• _YOUR INSTRUCTIONS_
Will you extract the entries word for word? Images should not appear in the copy.

• _GIVEN ENTRIES_
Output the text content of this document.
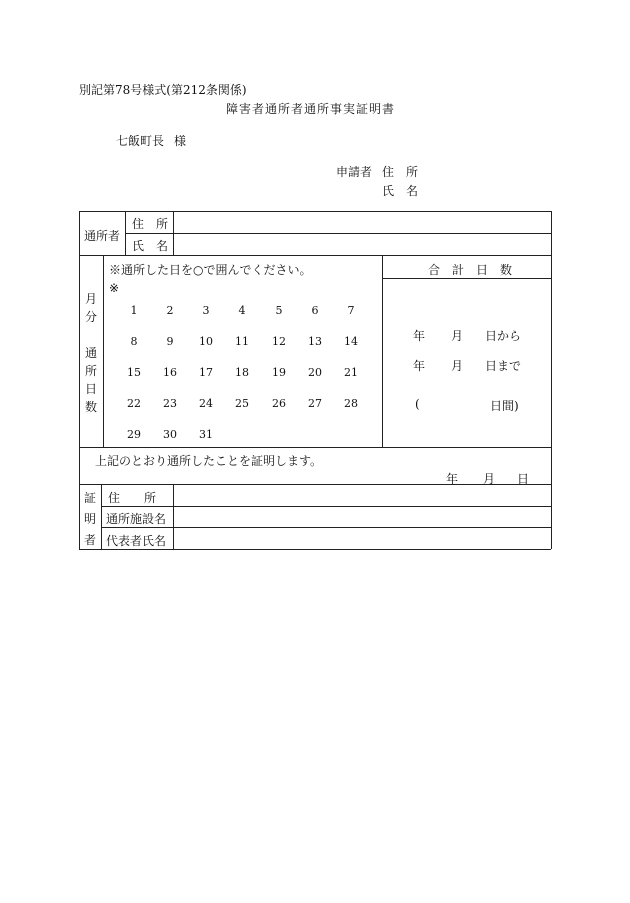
別記第78号様式(第212条関係)
障害者通所者通所事実証明書
七飯町長 様
申請者 住　所
氏　名
通所者
住　所
氏　名
月
分
通
所
日
数
※通所した日を○で囲んでください。
※
1	2	3	4	5	6	7
8	9	10	11	12	13	14
15	16	17	18	19	20	21
22	23	24	25	26	27	28
29	30	31
合　計　日　数
年 月 日から
年 月 日まで
(	日間)
上記のとおり通所したことを証明します。
年 月 日
証
明
者
住　　所
通所施設名
代表者氏名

• _RESULT OF THE EXERCISE_
Output the text content of this document.
別記第78号様式(第212条関係)
障害者通所者通所事実証明書
七飯町長 様
申請者 住　所
氏　名
通所者
住　所
氏　名
月
分
通
所
日
数
※通所した日を○で囲んでください。
※
1	2	3	4	5	6	7
8	9	10	11	12	13	14
15	16	17	18	19	20	21
22	23	24	25	26	27	28
29	30	31
合　計　日　数
年 月 日から
年 月 日まで
(	日間)
上記のとおり通所したことを証明します。
年 月 日
証
明
者
住　　所
通所施設名
代表者氏名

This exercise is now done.